╭──
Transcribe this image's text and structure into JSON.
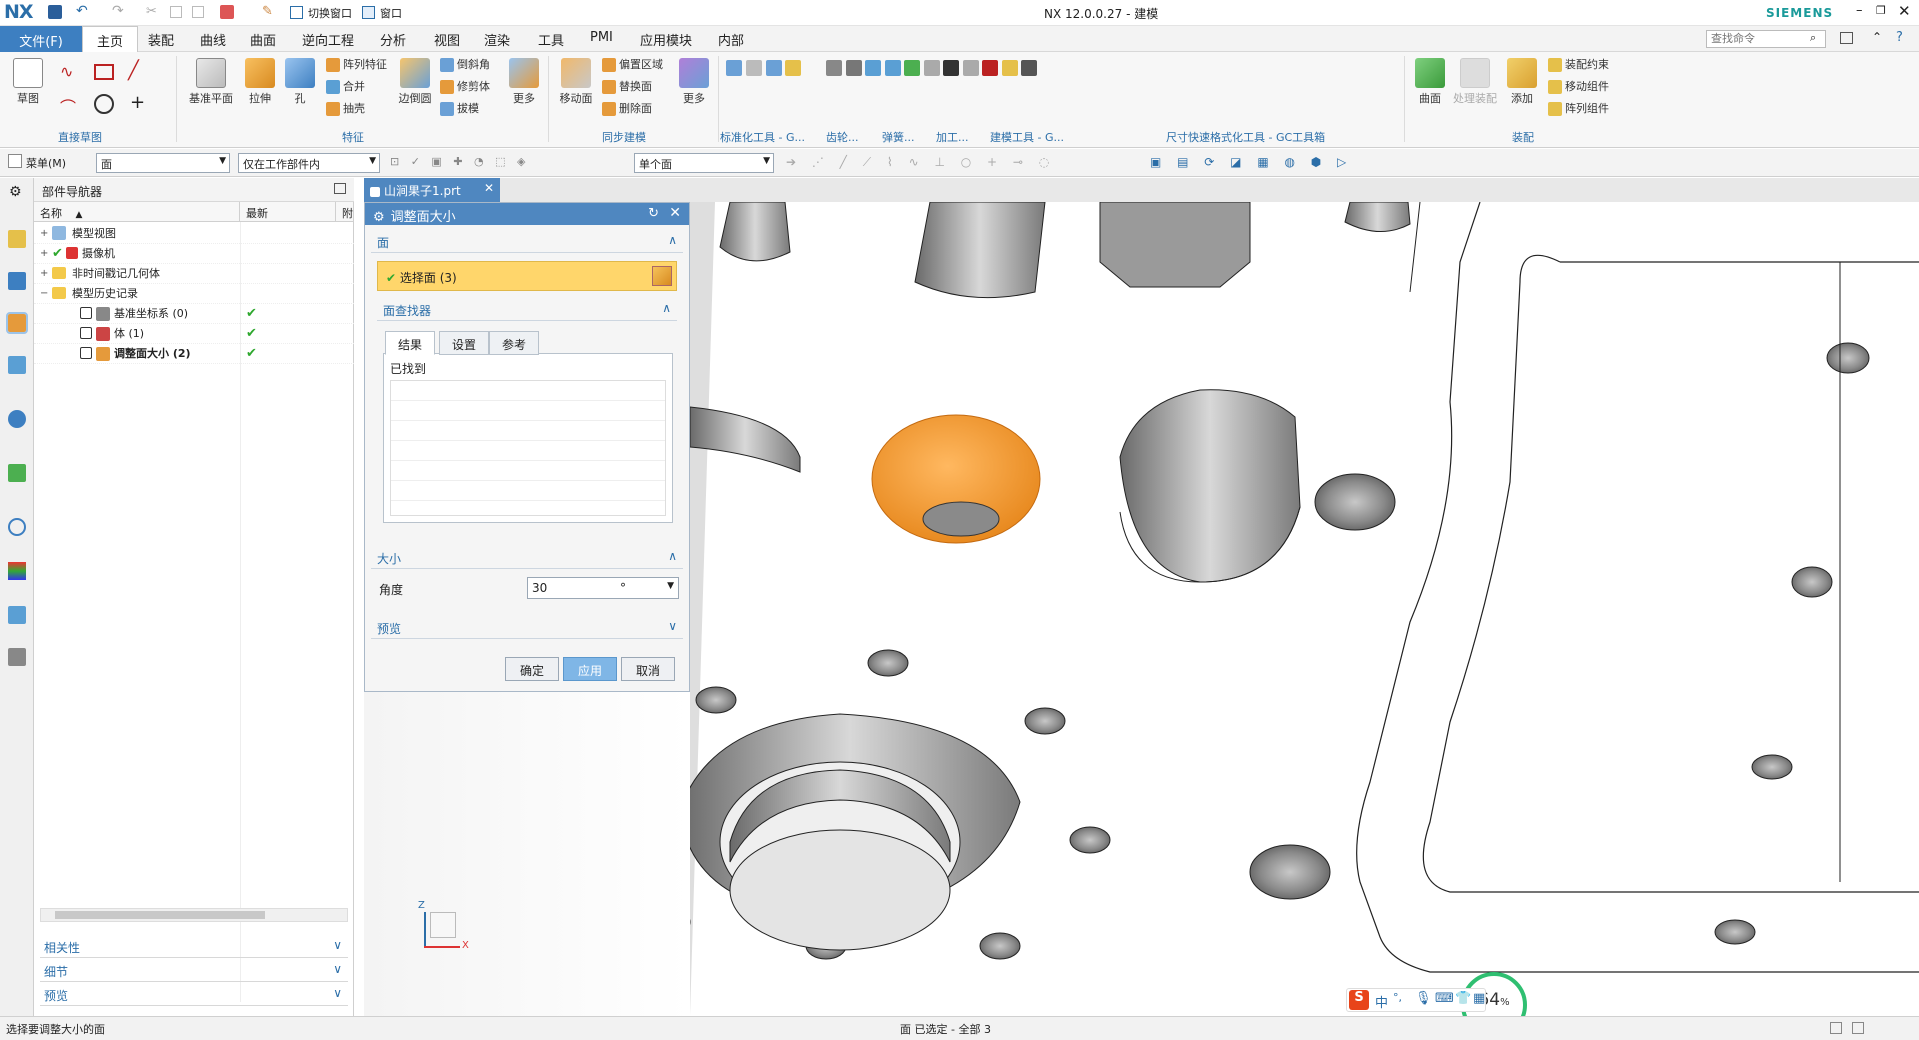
{
  "window": {
    "logo": "NX",
    "title": "NX 12.0.0.27 - 建模",
    "brand": "SIEMENS",
    "switch_window": "切换窗口",
    "window_menu": "窗口"
  },
  "menubar": {
    "file": "文件(F)",
    "tabs": [
      "主页",
      "装配",
      "曲线",
      "曲面",
      "逆向工程",
      "分析",
      "视图",
      "渲染",
      "工具",
      "PMI",
      "应用模块",
      "内部"
    ],
    "active_tab": "主页",
    "search_placeholder": "查找命令"
  },
  "ribbon": {
    "groups": {
      "sketch": "直接草图",
      "feature": "特征",
      "sync": "同步建模",
      "std_tool": "标准化工具 - G...",
      "gear": "齿轮...",
      "spring": "弹簧...",
      "machining": "加工...",
      "modeling_tool": "建模工具 - G...",
      "dim_tool": "尺寸快速格式化工具 - GC工具箱",
      "assembly": "装配"
    },
    "buttons": {
      "sketch": "草图",
      "datum_plane": "基准平面",
      "extrude": "拉伸",
      "hole": "孔",
      "pattern_feature": "阵列特征",
      "unite": "合并",
      "shell": "抽壳",
      "edge_blend": "边倒圆",
      "chamfer": "倒斜角",
      "trim_body": "修剪体",
      "draft": "拔模",
      "more1": "更多",
      "move_face": "移动面",
      "offset_region": "偏置区域",
      "replace_face": "替换面",
      "delete_face": "删除面",
      "more2": "更多",
      "surface": "曲面",
      "process_assembly": "处理装配",
      "add": "添加",
      "assembly_constraint": "装配约束",
      "move_component": "移动组件",
      "pattern_component": "阵列组件"
    }
  },
  "selbar": {
    "menu": "菜单(M)",
    "filter": "面",
    "scope": "仅在工作部件内",
    "mode": "单个面"
  },
  "navigator": {
    "title": "部件导航器",
    "columns": [
      "名称",
      "最新",
      "附"
    ],
    "rows": [
      {
        "label": "模型视图",
        "latest": ""
      },
      {
        "label": "摄像机",
        "latest": ""
      },
      {
        "label": "非时间戳记几何体",
        "latest": ""
      },
      {
        "label": "模型历史记录",
        "latest": ""
      },
      {
        "label": "基准坐标系 (0)",
        "latest": "✔"
      },
      {
        "label": "体 (1)",
        "latest": "✔"
      },
      {
        "label": "调整面大小 (2)",
        "latest": "✔"
      }
    ],
    "panels": [
      "相关性",
      "细节",
      "预览"
    ]
  },
  "doc_tab": {
    "name": "山涧果子1.prt"
  },
  "dialog": {
    "title": "调整面大小",
    "face_section": "面",
    "select_face": "选择面 (3)",
    "face_finder": "面查找器",
    "tabs": [
      "结果",
      "设置",
      "参考"
    ],
    "found_label": "已找到",
    "size_section": "大小",
    "angle_label": "角度",
    "angle_value": "30",
    "angle_unit": "°",
    "preview_section": "预览",
    "ok": "确定",
    "apply": "应用",
    "cancel": "取消"
  },
  "viewport": {
    "triad_z": "Z",
    "triad_x": "X",
    "zoom_badge": "64",
    "zoom_unit": "%",
    "ime": {
      "lang": "中",
      "punct": "°,"
    }
  },
  "status": {
    "prompt": "选择要调整大小的面",
    "selection": "面 已选定 - 全部 3"
  },
  "colors": {
    "accent": "#3d7fc1",
    "selected_face": "#f0a040",
    "select_row": "#ffd66b",
    "check": "#2fa82f"
  }
}
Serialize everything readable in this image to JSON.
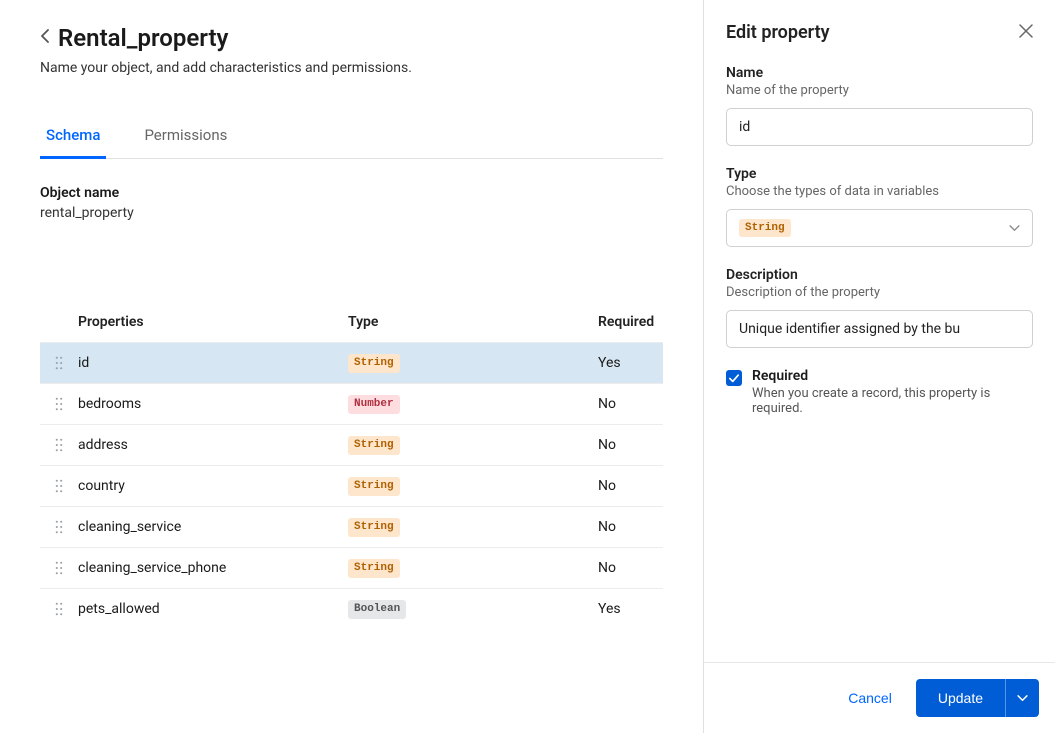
╰──
● YOUR OBJECTIVE
Quote all of the entries word for word, omitting any pictures.

● TASK SOLUTION
Transcribe this image's text and structure into JSON.
{
  "window": {
    "logo": "NX",
    "title": "NX 12.0.0.27 - 建模",
    "brand": "SIEMENS",
    "switch_window": "切换窗口",
    "window_menu": "窗口"
  },
  "menubar": {
    "file": "文件(F)",
    "tabs": [
      "主页",
      "装配",
      "曲线",
      "曲面",
      "逆向工程",
      "分析",
      "视图",
      "渲染",
      "工具",
      "PMI",
      "应用模块",
      "内部"
    ],
    "active_tab": "主页",
    "search_placeholder": "查找命令"
  },
  "ribbon": {
    "groups": {
      "sketch": "直接草图",
      "feature": "特征",
      "sync": "同步建模",
      "std_tool": "标准化工具 - G...",
      "gear": "齿轮...",
      "spring": "弹簧...",
      "machining": "加工...",
      "modeling_tool": "建模工具 - G...",
      "dim_tool": "尺寸快速格式化工具 - GC工具箱",
      "assembly": "装配"
    },
    "buttons": {
      "sketch": "草图",
      "datum_plane": "基准平面",
      "extrude": "拉伸",
      "hole": "孔",
      "pattern_feature": "阵列特征",
      "unite": "合并",
      "shell": "抽壳",
      "edge_blend": "边倒圆",
      "chamfer": "倒斜角",
      "trim_body": "修剪体",
      "draft": "拔模",
      "more1": "更多",
      "move_face": "移动面",
      "offset_region": "偏置区域",
      "replace_face": "替换面",
      "delete_face": "删除面",
      "more2": "更多",
      "surface": "曲面",
      "process_assembly": "处理装配",
      "add": "添加",
      "assembly_constraint": "装配约束",
      "move_component": "移动组件",
      "pattern_component": "阵列组件"
    }
  },
  "selbar": {
    "menu": "菜单(M)",
    "filter": "面",
    "scope": "仅在工作部件内",
    "mode": "单个面"
  },
  "navigator": {
    "title": "部件导航器",
    "columns": [
      "名称",
      "最新",
      "附"
    ],
    "rows": [
      {
        "label": "模型视图",
        "latest": ""
      },
      {
        "label": "摄像机",
        "latest": ""
      },
      {
        "label": "非时间戳记几何体",
        "latest": ""
      },
      {
        "label": "模型历史记录",
        "latest": ""
      },
      {
        "label": "基准坐标系 (0)",
        "latest": "✔"
      },
      {
        "label": "体 (1)",
        "latest": "✔"
      },
      {
        "label": "调整面大小 (2)",
        "latest": "✔"
      }
    ],
    "panels": [
      "相关性",
      "细节",
      "预览"
    ]
  },
  "doc_tab": {
    "name": "山涧果子1.prt"
  },
  "dialog": {
    "title": "调整面大小",
    "face_section": "面",
    "select_face": "选择面 (3)",
    "face_finder": "面查找器",
    "tabs": [
      "结果",
      "设置",
      "参考"
    ],
    "found_label": "已找到",
    "size_section": "大小",
    "angle_label": "角度",
    "angle_value": "30",
    "angle_unit": "°",
    "preview_section": "预览",
    "ok": "确定",
    "apply": "应用",
    "cancel": "取消"
  },
  "viewport": {
    "triad_z": "Z",
    "triad_x": "X",
    "zoom_badge": "64",
    "zoom_unit": "%",
    "ime": {
      "lang": "中",
      "punct": "°,"
    }
  },
  "status": {
    "prompt": "选择要调整大小的面",
    "selection": "面 已选定 - 全部 3"
  },
  "colors": {
    "accent": "#3d7fc1",
    "selected_face": "#f0a040",
    "select_row": "#ffd66b",
    "check": "#2fa82f"
  }
}
Serialize everything readable in this image to JSON.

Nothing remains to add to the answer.